▸ **Task description**
Copy the data that follows exactly. Include no pictures.

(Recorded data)
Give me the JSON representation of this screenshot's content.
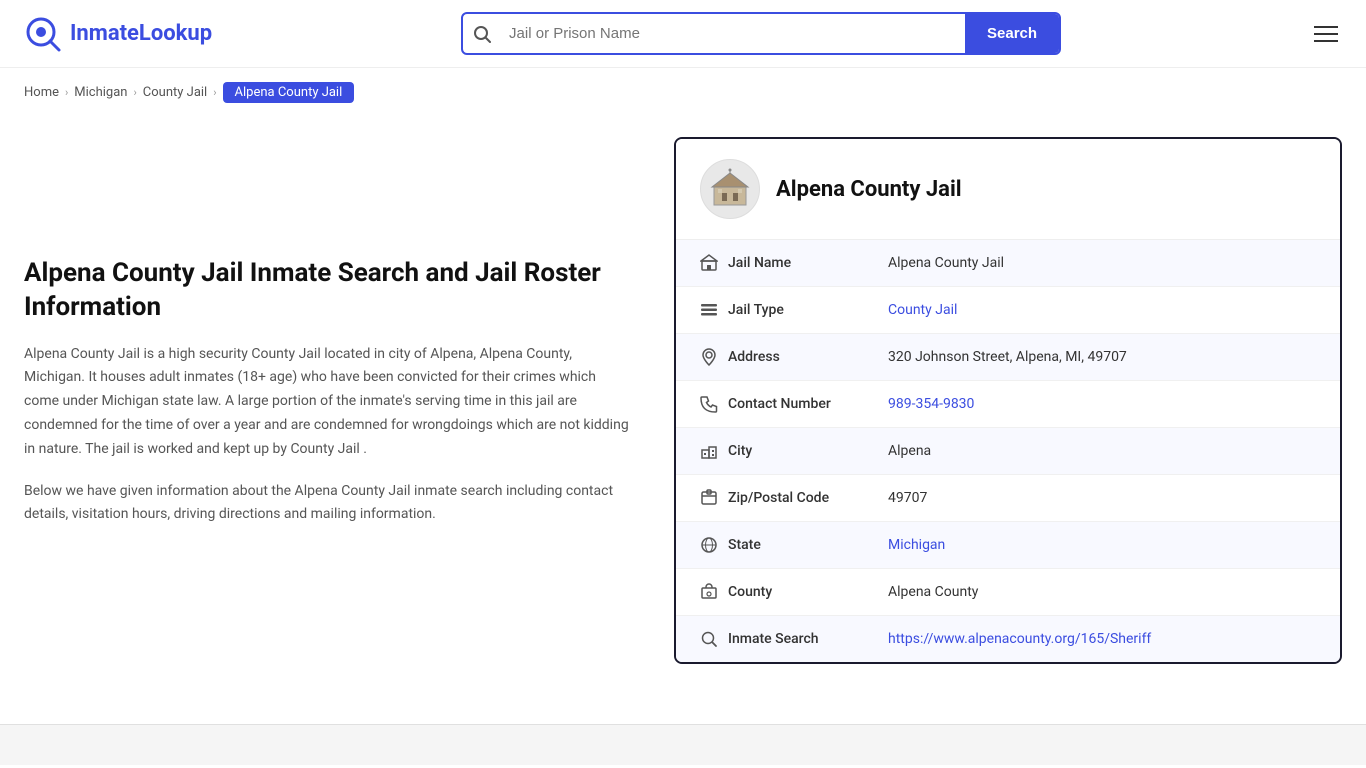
{
  "site": {
    "logo_name": "InmateLookup",
    "logo_name_part1": "Inmate",
    "logo_name_part2": "Lookup"
  },
  "header": {
    "search_placeholder": "Jail or Prison Name",
    "search_button_label": "Search"
  },
  "breadcrumb": {
    "items": [
      {
        "label": "Home",
        "href": "#"
      },
      {
        "label": "Michigan",
        "href": "#"
      },
      {
        "label": "County Jail",
        "href": "#"
      },
      {
        "label": "Alpena County Jail",
        "active": true
      }
    ]
  },
  "left": {
    "title": "Alpena County Jail Inmate Search and Jail Roster Information",
    "description1": "Alpena County Jail is a high security County Jail located in city of Alpena, Alpena County, Michigan. It houses adult inmates (18+ age) who have been convicted for their crimes which come under Michigan state law. A large portion of the inmate's serving time in this jail are condemned for the time of over a year and are condemned for wrongdoings which are not kidding in nature. The jail is worked and kept up by County Jail .",
    "description2": "Below we have given information about the Alpena County Jail inmate search including contact details, visitation hours, driving directions and mailing information."
  },
  "card": {
    "title": "Alpena County Jail",
    "rows": [
      {
        "icon": "jail-icon",
        "label": "Jail Name",
        "value": "Alpena County Jail",
        "link": null
      },
      {
        "icon": "list-icon",
        "label": "Jail Type",
        "value": "County Jail",
        "link": "#"
      },
      {
        "icon": "location-icon",
        "label": "Address",
        "value": "320 Johnson Street, Alpena, MI, 49707",
        "link": null
      },
      {
        "icon": "phone-icon",
        "label": "Contact Number",
        "value": "989-354-9830",
        "link": "tel:989-354-9830"
      },
      {
        "icon": "city-icon",
        "label": "City",
        "value": "Alpena",
        "link": null
      },
      {
        "icon": "zip-icon",
        "label": "Zip/Postal Code",
        "value": "49707",
        "link": null
      },
      {
        "icon": "globe-icon",
        "label": "State",
        "value": "Michigan",
        "link": "#"
      },
      {
        "icon": "county-icon",
        "label": "County",
        "value": "Alpena County",
        "link": null
      },
      {
        "icon": "search-icon",
        "label": "Inmate Search",
        "value": "https://www.alpenacounty.org/165/Sheriff",
        "link": "https://www.alpenacounty.org/165/Sheriff"
      }
    ]
  }
}
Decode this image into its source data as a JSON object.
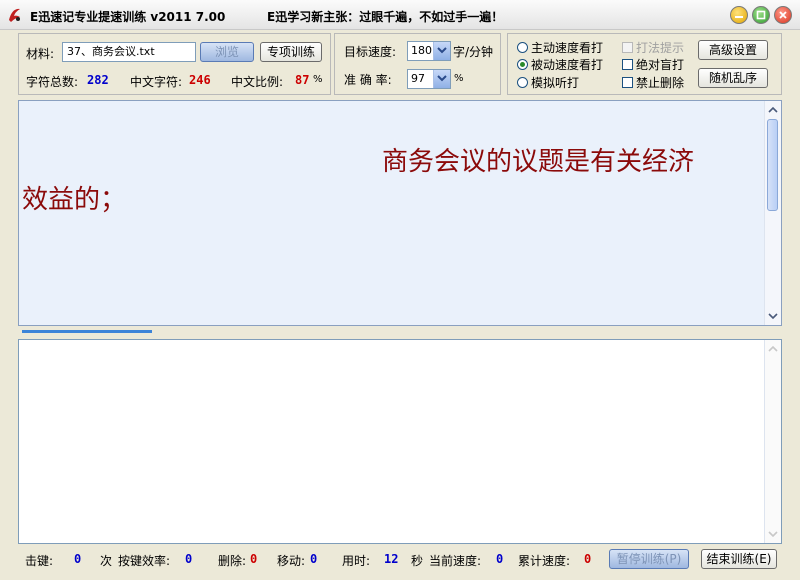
{
  "window": {
    "title": "E迅速记专业提速训练 v2011  7.00",
    "slogan": "E迅学习新主张：过眼千遍，不如过手一遍！"
  },
  "material": {
    "label": "材料:",
    "file": "37、商务会议.txt",
    "browse_label": "浏览",
    "special_label": "专项训练"
  },
  "stats": {
    "total_label": "字符总数:",
    "total": "282",
    "cn_label": "中文字符:",
    "cn": "246",
    "ratio_label": "中文比例:",
    "ratio": "87",
    "ratio_unit": "%"
  },
  "target": {
    "speed_label": "目标速度:",
    "speed": "180",
    "speed_unit": "字/分钟",
    "accuracy_label": "准 确 率:",
    "accuracy": "97",
    "accuracy_unit": "%"
  },
  "modes": {
    "active": "主动速度看打",
    "passive": "被动速度看打",
    "listen": "模拟听打",
    "selected": "passive"
  },
  "options": {
    "hint": "打法提示",
    "blind": "绝对盲打",
    "nodelete": "禁止删除",
    "advanced": "高级设置",
    "shuffle": "随机乱序"
  },
  "text": {
    "line1": "商务会议的议题是有关经济",
    "line2": "效益的；"
  },
  "progress": 0.175,
  "status": {
    "keys_label": "击键:",
    "keys": "0",
    "keys_unit": "次",
    "eff_label": "按键效率:",
    "eff": "0",
    "del_label": "删除:",
    "del": "0",
    "move_label": "移动:",
    "move": "0",
    "time_label": "用时:",
    "time": "12",
    "time_unit": "秒",
    "cur_label": "当前速度:",
    "cur": "0",
    "cum_label": "累计速度:",
    "cum": "0",
    "pause_label": "暂停训练(P)",
    "end_label": "结束训练(E)"
  }
}
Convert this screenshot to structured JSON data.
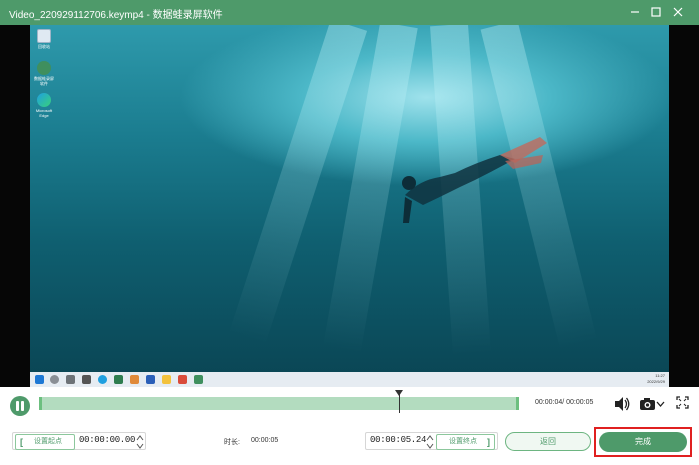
{
  "window": {
    "title": "Video_220929112706.keymp4  -  数据蛙录屏软件"
  },
  "desktop": {
    "icons": [
      {
        "label": "回收站"
      },
      {
        "label": "数据蛙录屏软件"
      },
      {
        "label": "Microsoft Edge"
      }
    ],
    "taskbar_clock": {
      "time": "11:27",
      "date": "2022/9/29"
    }
  },
  "player": {
    "time_display": "00:00:04/ 00:00:05",
    "progress_fraction": 0.75
  },
  "trim": {
    "set_start_label": "设置起点",
    "start_time": "00:00:00.00",
    "duration_label": "时长:",
    "duration_value": "00:00:05",
    "end_time": "00:00:05.24",
    "set_end_label": "设置终点"
  },
  "actions": {
    "back_label": "返回",
    "done_label": "完成"
  },
  "colors": {
    "brand": "#4e9a6a",
    "track": "#b3dcbf",
    "highlight": "#e02020"
  }
}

▸ **Task response**
Give me the JSON representation of this screenshot's content.
{
  "site": {
    "logo_name": "InmateLookup",
    "logo_name_part1": "Inmate",
    "logo_name_part2": "Lookup"
  },
  "header": {
    "search_placeholder": "Jail or Prison Name",
    "search_button_label": "Search"
  },
  "breadcrumb": {
    "items": [
      {
        "label": "Home",
        "href": "#"
      },
      {
        "label": "Michigan",
        "href": "#"
      },
      {
        "label": "County Jail",
        "href": "#"
      },
      {
        "label": "Alpena County Jail",
        "active": true
      }
    ]
  },
  "left": {
    "title": "Alpena County Jail Inmate Search and Jail Roster Information",
    "description1": "Alpena County Jail is a high security County Jail located in city of Alpena, Alpena County, Michigan. It houses adult inmates (18+ age) who have been convicted for their crimes which come under Michigan state law. A large portion of the inmate's serving time in this jail are condemned for the time of over a year and are condemned for wrongdoings which are not kidding in nature. The jail is worked and kept up by County Jail .",
    "description2": "Below we have given information about the Alpena County Jail inmate search including contact details, visitation hours, driving directions and mailing information."
  },
  "card": {
    "title": "Alpena County Jail",
    "rows": [
      {
        "icon": "jail-icon",
        "label": "Jail Name",
        "value": "Alpena County Jail",
        "link": null
      },
      {
        "icon": "list-icon",
        "label": "Jail Type",
        "value": "County Jail",
        "link": "#"
      },
      {
        "icon": "location-icon",
        "label": "Address",
        "value": "320 Johnson Street, Alpena, MI, 49707",
        "link": null
      },
      {
        "icon": "phone-icon",
        "label": "Contact Number",
        "value": "989-354-9830",
        "link": "tel:989-354-9830"
      },
      {
        "icon": "city-icon",
        "label": "City",
        "value": "Alpena",
        "link": null
      },
      {
        "icon": "zip-icon",
        "label": "Zip/Postal Code",
        "value": "49707",
        "link": null
      },
      {
        "icon": "globe-icon",
        "label": "State",
        "value": "Michigan",
        "link": "#"
      },
      {
        "icon": "county-icon",
        "label": "County",
        "value": "Alpena County",
        "link": null
      },
      {
        "icon": "search-icon",
        "label": "Inmate Search",
        "value": "https://www.alpenacounty.org/165/Sheriff",
        "link": "https://www.alpenacounty.org/165/Sheriff"
      }
    ]
  }
}
Decode this image into its source data as a JSON object.
{
  "window": {
    "title": "E迅速记专业提速训练 v2011  7.00",
    "slogan": "E迅学习新主张：过眼千遍，不如过手一遍！"
  },
  "material": {
    "label": "材料:",
    "file": "37、商务会议.txt",
    "browse_label": "浏览",
    "special_label": "专项训练"
  },
  "stats": {
    "total_label": "字符总数:",
    "total": "282",
    "cn_label": "中文字符:",
    "cn": "246",
    "ratio_label": "中文比例:",
    "ratio": "87",
    "ratio_unit": "%"
  },
  "target": {
    "speed_label": "目标速度:",
    "speed": "180",
    "speed_unit": "字/分钟",
    "accuracy_label": "准 确 率:",
    "accuracy": "97",
    "accuracy_unit": "%"
  },
  "modes": {
    "active": "主动速度看打",
    "passive": "被动速度看打",
    "listen": "模拟听打",
    "selected": "passive"
  },
  "options": {
    "hint": "打法提示",
    "blind": "绝对盲打",
    "nodelete": "禁止删除",
    "advanced": "高级设置",
    "shuffle": "随机乱序"
  },
  "text": {
    "line1": "商务会议的议题是有关经济",
    "line2": "效益的；"
  },
  "progress": 0.175,
  "status": {
    "keys_label": "击键:",
    "keys": "0",
    "keys_unit": "次",
    "eff_label": "按键效率:",
    "eff": "0",
    "del_label": "删除:",
    "del": "0",
    "move_label": "移动:",
    "move": "0",
    "time_label": "用时:",
    "time": "12",
    "time_unit": "秒",
    "cur_label": "当前速度:",
    "cur": "0",
    "cum_label": "累计速度:",
    "cum": "0",
    "pause_label": "暂停训练(P)",
    "end_label": "结束训练(E)"
  }
}
Convert this screenshot to structured JSON data.
{
  "window": {
    "title": "Video_220929112706.keymp4  -  数据蛙录屏软件"
  },
  "desktop": {
    "icons": [
      {
        "label": "回收站"
      },
      {
        "label": "数据蛙录屏软件"
      },
      {
        "label": "Microsoft Edge"
      }
    ],
    "taskbar_clock": {
      "time": "11:27",
      "date": "2022/9/29"
    }
  },
  "player": {
    "time_display": "00:00:04/ 00:00:05",
    "progress_fraction": 0.75
  },
  "trim": {
    "set_start_label": "设置起点",
    "start_time": "00:00:00.00",
    "duration_label": "时长:",
    "duration_value": "00:00:05",
    "end_time": "00:00:05.24",
    "set_end_label": "设置终点"
  },
  "actions": {
    "back_label": "返回",
    "done_label": "完成"
  },
  "colors": {
    "brand": "#4e9a6a",
    "track": "#b3dcbf",
    "highlight": "#e02020"
  }
}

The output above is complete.